▶ [本文]

セルビアには600もの不法居住者地区があり、ほとんどの占拠者はロマ人だ。そのうち、120あまりがベオグラードの都市部とその近郊にある。『ロマ人の子供達』でイヴァナ・トドロヴィッチが描くのは、その一区画に暮らす、一つの家族—よりよい生活を求めて南セルビアから流浪して来たジプシー、スタンコヴィッチ家の生活。生活保護がほとんど与えられない中、彼らの生活は粗末で、子供達は家族を支えるために手伝って働く。セルビアのロマ人という普段メディアで取り上げられない人々にスポットライトを当て、彼らの複雑な習慣や、セルビア文化からヒスパニック系ヒップポップまで多文化を吸収して生きる伝統を捕らえる。イヴァナは特有の好奇心と同等の目線を持って子供達の間に入っていき、フツウの大人が聞かない質問をする。「学校には行きたい?」「将来の夢は?」子供達はくったくのない笑顔で、自分たちには与えられないであろう教育の機会や将来の夢を語る。チャーミングにしかも報道性豊かに、虐げられ貧しいロマの人々に同じ人間として恐れなく近づき取材した、UPAFが注目するドキュメンタリー界の新星イヴァナ・トドロヴィッチの初期秀作品。
ベオグラード国際民俗学映画祭特別審査員賞、モントリオール人権映画祭最優秀短編賞を始め、西欧諸国30以上の映画祭で受賞・上映。昨年にはセルビアの小学校社会科の必須視聴プログラムに指定されている。
イヴァナ・トドロヴィッチ
ベオグラード大学人類学部の卒業制作として本上映作『ロマの子供達:ブロック71ジプシー地区より』を完成。その後ベオグラードで開講された、民俗学ドキュメンタリーの巨匠ジャン・ルーシュ(仏)が立ち上げたアトリエ・ヴァランの夏のワークショップに参加、ドキュメンタリーを生きる道に選ぶ。2007年にはベオグラードの町で一人生きるホームレスでグラフィティ・アーティストの少年を描いた作品『ラップリゼント』(2010UPAF上映作品)を完成、ロンドン国際ドキュメンタリー映画祭でプレミア、ベオグラード民俗学映画祭で最優秀賞、その他ロッテルダムなど多くの映画祭で上映された。主人公のボヤンは2009年、惜しくもヘロインのオーバードースで死亡している。

▶ [課題 A]
本文のうち「ベオグラード大学人類学部の卒業制作として」で始まる段落を、主な事実を残した短い箇条書きに書き換えよ。
▶ [課題 B]
本文によると、スタンコヴィッチ家はどこから流浪して来たのか。
▶ [課題 C]
本文のうち、「ベオグラード国際民俗学映画祭」から「ーバードースで死亡している。」までの箇所をそのまま出力せよ。

▶ [抽出された行]
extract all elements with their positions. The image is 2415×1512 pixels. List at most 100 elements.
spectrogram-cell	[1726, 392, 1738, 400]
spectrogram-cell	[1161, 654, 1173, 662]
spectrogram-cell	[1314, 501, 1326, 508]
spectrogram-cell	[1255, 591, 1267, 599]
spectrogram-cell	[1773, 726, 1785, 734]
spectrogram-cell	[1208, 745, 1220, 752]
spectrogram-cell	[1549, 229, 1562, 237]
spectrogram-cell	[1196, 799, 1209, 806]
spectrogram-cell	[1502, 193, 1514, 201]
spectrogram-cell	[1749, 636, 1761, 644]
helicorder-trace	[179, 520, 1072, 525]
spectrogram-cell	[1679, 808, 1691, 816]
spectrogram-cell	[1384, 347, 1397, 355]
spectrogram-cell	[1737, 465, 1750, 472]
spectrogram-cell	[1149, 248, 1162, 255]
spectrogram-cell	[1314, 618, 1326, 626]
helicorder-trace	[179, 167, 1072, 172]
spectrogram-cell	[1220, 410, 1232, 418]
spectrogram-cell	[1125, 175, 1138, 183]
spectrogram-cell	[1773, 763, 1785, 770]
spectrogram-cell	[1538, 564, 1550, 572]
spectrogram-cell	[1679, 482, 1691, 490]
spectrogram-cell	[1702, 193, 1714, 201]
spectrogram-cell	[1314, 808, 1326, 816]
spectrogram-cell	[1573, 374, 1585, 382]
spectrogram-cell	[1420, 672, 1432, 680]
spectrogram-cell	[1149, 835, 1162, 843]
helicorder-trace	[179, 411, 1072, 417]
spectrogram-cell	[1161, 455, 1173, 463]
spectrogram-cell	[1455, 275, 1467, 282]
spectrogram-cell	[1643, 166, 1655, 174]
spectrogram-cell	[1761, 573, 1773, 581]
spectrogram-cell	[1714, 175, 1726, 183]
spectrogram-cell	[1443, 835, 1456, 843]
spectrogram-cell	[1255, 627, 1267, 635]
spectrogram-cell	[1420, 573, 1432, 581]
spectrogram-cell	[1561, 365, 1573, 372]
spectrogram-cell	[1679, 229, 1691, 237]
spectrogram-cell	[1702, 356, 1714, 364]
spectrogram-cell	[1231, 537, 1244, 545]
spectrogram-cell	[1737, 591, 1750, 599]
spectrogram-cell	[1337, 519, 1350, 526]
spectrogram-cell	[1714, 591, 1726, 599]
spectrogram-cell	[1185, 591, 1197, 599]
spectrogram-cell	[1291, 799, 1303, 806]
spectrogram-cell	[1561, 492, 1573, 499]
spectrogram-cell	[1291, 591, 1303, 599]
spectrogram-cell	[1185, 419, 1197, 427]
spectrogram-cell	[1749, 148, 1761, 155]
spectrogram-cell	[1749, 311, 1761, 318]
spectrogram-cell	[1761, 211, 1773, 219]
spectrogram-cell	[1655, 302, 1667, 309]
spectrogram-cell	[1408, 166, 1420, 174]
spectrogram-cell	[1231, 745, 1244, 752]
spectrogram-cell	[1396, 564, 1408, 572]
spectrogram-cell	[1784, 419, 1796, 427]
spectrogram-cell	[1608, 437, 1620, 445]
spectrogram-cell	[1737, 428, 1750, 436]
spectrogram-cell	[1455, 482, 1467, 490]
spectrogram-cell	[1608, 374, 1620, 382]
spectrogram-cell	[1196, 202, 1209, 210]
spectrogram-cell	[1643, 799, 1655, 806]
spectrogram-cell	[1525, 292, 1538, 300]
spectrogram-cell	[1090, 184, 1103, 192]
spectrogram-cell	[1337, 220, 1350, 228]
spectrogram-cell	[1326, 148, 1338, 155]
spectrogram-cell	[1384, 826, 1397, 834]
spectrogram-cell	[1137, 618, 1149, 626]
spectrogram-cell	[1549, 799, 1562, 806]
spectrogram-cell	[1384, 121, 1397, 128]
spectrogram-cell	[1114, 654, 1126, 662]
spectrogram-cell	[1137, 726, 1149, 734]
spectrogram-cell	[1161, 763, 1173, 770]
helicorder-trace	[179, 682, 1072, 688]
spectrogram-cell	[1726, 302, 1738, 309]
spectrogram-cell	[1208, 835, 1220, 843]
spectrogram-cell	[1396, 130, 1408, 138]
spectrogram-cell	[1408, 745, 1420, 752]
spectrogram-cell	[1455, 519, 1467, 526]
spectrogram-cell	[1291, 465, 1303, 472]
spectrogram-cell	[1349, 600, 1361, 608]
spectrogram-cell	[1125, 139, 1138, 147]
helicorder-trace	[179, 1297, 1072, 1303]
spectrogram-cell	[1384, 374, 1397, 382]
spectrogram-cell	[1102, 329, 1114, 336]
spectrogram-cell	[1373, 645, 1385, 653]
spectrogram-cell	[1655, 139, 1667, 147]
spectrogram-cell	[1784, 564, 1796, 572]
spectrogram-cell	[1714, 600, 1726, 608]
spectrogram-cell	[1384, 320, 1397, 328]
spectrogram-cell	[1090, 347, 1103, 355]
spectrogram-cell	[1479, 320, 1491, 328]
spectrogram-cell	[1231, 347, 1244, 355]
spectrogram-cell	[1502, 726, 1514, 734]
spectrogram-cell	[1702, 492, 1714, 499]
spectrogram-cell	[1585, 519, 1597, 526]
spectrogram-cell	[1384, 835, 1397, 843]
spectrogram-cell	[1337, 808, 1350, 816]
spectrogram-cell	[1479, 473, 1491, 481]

▶ [解答 A]
- ベオグラード大学人類学部の卒業制作として『ロマの子供達:ブロック71ジプシー地区より』を完成した。
- ベオグラードで開講されたアトリエ・ヴァラン(ジャン・ルーシュが立ち上げた)の夏のワークショップに参加し、ドキュメンタリーを生きる道に選んだ。
- 2007年、ベオグラードで一人生きるホームレスでグラフィティ・アーティストの少年を描いた『ラップリゼント』を完成した。
- 同作はロンドン国際ドキュメンタリー映画祭でプレミア上映され、ベオグラード民俗学映画祭で最優秀賞を受け、ロッテルダムなど多くの映画祭で上映された。
- 主人公のボヤンは2009年にヘロインのオーバードースで死亡した。

▶ [解答 B]
南セルビアから来た。

▶ [解答 C]
ベオグラード国際民俗学映画祭特別審査員賞、モントリオール人権映画祭最優秀短編賞を始め、西欧諸国30以上の映画祭で受賞・上映。昨年にはセルビアの小学校社会科の必須視聴プログラムに指定されている。
イヴァナ・トドロヴィッチ
ベオグラード大学人類学部の卒業制作として本上映作『ロマの子供達:ブロック71ジプシー地区より』を完成。その後ベオグラードで開講された、民俗学ドキュメンタリーの巨匠ジャン・ルーシュ(仏)が立ち上げたアトリエ・ヴァランの夏のワークショップに参加、ドキュメンタリーを生きる道に選ぶ。2007年にはベオグラードの町で一人生きるホームレスでグラフィティ・アーティストの少年を描いた作品『ラップリゼント』(2010UPAF上映作品)を完成、ロンドン国際ドキュメンタリー映画祭でプレミア、ベオグラード民俗学映画祭で最優秀賞、その他ロッテルダムなど多くの映画祭で上映された。主人公のボヤンは2009年、惜しくもヘロインのオーバードースで死亡している。